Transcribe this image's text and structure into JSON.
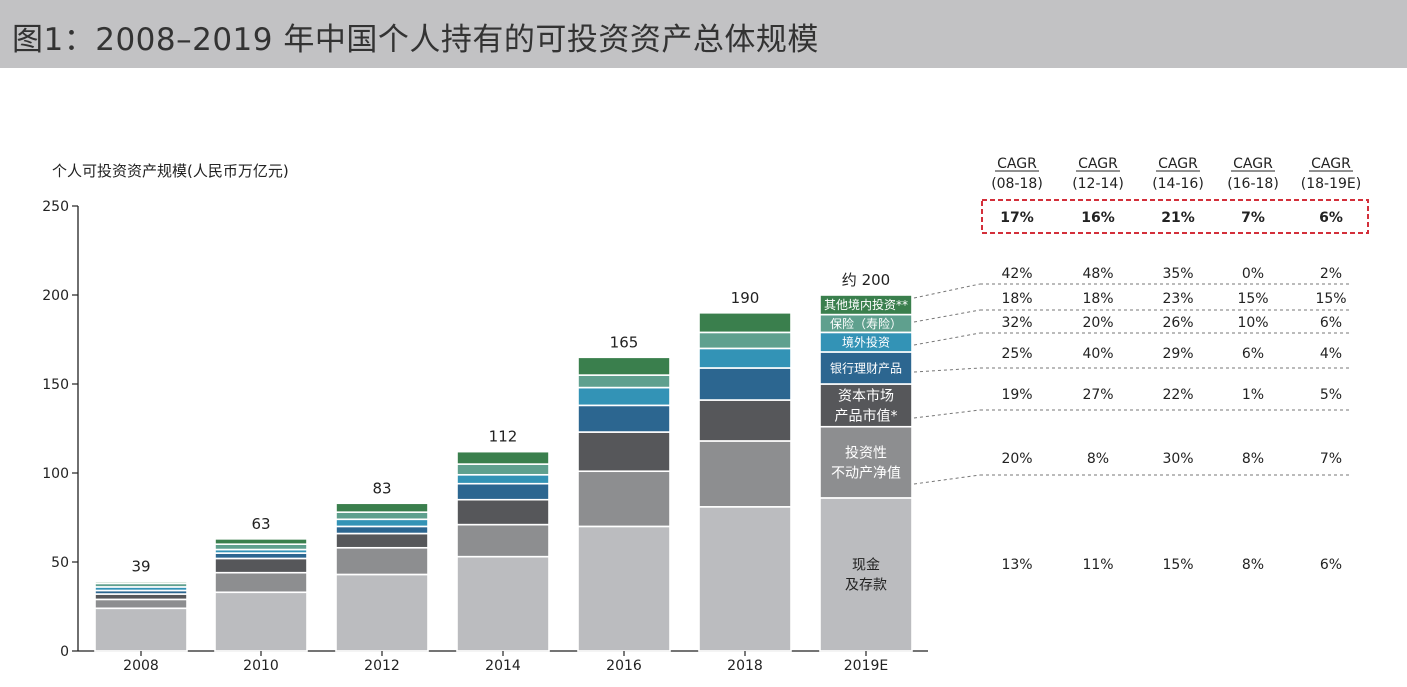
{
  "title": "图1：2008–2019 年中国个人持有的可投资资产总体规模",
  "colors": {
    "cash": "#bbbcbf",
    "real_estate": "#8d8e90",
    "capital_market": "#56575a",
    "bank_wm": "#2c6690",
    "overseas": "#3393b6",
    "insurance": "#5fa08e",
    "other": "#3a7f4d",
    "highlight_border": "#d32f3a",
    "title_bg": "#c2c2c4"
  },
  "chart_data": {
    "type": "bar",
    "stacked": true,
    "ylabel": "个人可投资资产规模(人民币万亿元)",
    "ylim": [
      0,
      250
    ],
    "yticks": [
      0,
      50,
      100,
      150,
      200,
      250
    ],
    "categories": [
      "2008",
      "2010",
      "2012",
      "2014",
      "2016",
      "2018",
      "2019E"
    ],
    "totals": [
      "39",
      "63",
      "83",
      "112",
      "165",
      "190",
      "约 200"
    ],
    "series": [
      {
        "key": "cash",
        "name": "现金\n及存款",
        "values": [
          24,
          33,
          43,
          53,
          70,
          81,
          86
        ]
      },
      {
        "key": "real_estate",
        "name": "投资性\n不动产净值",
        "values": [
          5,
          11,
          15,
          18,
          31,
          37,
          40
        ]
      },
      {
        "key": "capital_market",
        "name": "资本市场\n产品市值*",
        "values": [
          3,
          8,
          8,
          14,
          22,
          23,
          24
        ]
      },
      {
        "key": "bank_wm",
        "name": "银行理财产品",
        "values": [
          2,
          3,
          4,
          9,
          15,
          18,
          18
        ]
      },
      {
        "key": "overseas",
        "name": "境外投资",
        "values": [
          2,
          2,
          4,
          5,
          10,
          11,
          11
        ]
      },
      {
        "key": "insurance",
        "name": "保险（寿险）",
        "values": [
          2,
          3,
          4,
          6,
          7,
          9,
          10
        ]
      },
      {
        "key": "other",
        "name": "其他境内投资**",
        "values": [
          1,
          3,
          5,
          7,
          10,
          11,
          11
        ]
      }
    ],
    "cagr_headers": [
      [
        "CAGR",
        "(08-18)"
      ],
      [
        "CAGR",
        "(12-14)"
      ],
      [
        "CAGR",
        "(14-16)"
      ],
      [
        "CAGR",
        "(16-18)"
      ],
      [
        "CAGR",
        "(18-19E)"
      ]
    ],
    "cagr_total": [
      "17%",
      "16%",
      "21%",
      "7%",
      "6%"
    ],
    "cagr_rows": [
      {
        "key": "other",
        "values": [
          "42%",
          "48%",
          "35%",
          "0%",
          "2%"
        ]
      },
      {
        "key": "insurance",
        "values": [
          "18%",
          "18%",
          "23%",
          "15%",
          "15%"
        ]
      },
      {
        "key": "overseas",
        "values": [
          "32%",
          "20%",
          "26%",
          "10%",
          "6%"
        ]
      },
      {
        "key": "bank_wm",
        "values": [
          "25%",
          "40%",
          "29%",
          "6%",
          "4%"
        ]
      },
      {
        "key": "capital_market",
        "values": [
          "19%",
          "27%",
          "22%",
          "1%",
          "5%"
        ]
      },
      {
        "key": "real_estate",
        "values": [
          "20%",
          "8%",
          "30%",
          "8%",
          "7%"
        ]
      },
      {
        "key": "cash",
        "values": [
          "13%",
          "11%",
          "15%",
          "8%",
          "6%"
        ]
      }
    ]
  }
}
━━━━━━━━━━
• **Objective**
Check the data for the word "name" and pull out the lines that have it.

• **Output for this task**
        "name": "现金\n及存款",
        "name": "投资性\n不动产净值",
        "name": "资本市场\n产品市值*",
        "name": "银行理财产品",
        "name": "境外投资",
        "name": "保险（寿险）",
        "name": "其他境内投资**",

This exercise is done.